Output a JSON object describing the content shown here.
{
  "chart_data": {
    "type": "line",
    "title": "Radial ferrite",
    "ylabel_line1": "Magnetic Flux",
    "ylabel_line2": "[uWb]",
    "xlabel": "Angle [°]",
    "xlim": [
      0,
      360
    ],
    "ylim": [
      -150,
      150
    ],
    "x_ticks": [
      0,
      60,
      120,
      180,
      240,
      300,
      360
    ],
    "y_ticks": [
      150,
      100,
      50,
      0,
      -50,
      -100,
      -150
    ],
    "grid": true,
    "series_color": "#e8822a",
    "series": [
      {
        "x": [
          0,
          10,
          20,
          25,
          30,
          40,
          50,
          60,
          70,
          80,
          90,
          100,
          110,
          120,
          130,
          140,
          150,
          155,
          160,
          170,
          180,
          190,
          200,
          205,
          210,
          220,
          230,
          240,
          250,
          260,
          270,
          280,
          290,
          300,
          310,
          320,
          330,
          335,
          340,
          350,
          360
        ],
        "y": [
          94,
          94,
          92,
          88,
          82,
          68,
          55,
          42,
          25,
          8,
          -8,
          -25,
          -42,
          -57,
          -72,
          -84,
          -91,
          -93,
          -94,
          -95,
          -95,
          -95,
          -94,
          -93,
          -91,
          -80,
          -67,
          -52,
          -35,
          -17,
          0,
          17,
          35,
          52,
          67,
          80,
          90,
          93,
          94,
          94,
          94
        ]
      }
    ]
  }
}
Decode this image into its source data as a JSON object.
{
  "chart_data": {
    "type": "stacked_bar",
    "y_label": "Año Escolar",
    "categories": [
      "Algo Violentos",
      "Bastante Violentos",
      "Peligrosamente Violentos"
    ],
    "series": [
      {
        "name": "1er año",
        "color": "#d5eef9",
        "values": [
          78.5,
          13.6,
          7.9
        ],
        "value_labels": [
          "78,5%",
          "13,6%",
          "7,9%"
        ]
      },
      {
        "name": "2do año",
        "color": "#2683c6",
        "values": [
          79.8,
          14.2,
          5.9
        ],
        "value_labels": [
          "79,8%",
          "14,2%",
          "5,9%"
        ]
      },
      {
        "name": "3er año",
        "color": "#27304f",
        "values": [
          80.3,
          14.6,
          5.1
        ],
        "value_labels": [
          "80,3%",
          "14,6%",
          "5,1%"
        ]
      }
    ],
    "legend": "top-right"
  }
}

EXERCISE REQUIREMENTS:
Type out the entries again, word for word.

TASK OUTPUT:
Output a JSON object describing the content shown here.
{
  "chart_data": {
    "type": "line",
    "title": "Radial ferrite",
    "ylabel_line1": "Magnetic Flux",
    "ylabel_line2": "[uWb]",
    "xlabel": "Angle [°]",
    "xlim": [
      0,
      360
    ],
    "ylim": [
      -150,
      150
    ],
    "x_ticks": [
      0,
      60,
      120,
      180,
      240,
      300,
      360
    ],
    "y_ticks": [
      150,
      100,
      50,
      0,
      -50,
      -100,
      -150
    ],
    "grid": true,
    "series_color": "#e8822a",
    "series": [
      {
        "x": [
          0,
          10,
          20,
          25,
          30,
          40,
          50,
          60,
          70,
          80,
          90,
          100,
          110,
          120,
          130,
          140,
          150,
          155,
          160,
          170,
          180,
          190,
          200,
          205,
          210,
          220,
          230,
          240,
          250,
          260,
          270,
          280,
          290,
          300,
          310,
          320,
          330,
          335,
          340,
          350,
          360
        ],
        "y": [
          94,
          94,
          92,
          88,
          82,
          68,
          55,
          42,
          25,
          8,
          -8,
          -25,
          -42,
          -57,
          -72,
          -84,
          -91,
          -93,
          -94,
          -95,
          -95,
          -95,
          -94,
          -93,
          -91,
          -80,
          -67,
          -52,
          -35,
          -17,
          0,
          17,
          35,
          52,
          67,
          80,
          90,
          93,
          94,
          94,
          94
        ]
      }
    ]
  }
}
Decode this image into its source data as a JSON object.
{
  "chart_data": {
    "type": "stacked_bar",
    "y_label": "Año Escolar",
    "categories": [
      "Algo Violentos",
      "Bastante Violentos",
      "Peligrosamente Violentos"
    ],
    "series": [
      {
        "name": "1er año",
        "color": "#d5eef9",
        "values": [
          78.5,
          13.6,
          7.9
        ],
        "value_labels": [
          "78,5%",
          "13,6%",
          "7,9%"
        ]
      },
      {
        "name": "2do año",
        "color": "#2683c6",
        "values": [
          79.8,
          14.2,
          5.9
        ],
        "value_labels": [
          "79,8%",
          "14,2%",
          "5,9%"
        ]
      },
      {
        "name": "3er año",
        "color": "#27304f",
        "values": [
          80.3,
          14.6,
          5.1
        ],
        "value_labels": [
          "80,3%",
          "14,6%",
          "5,1%"
        ]
      }
    ],
    "legend": "top-right"
  }
}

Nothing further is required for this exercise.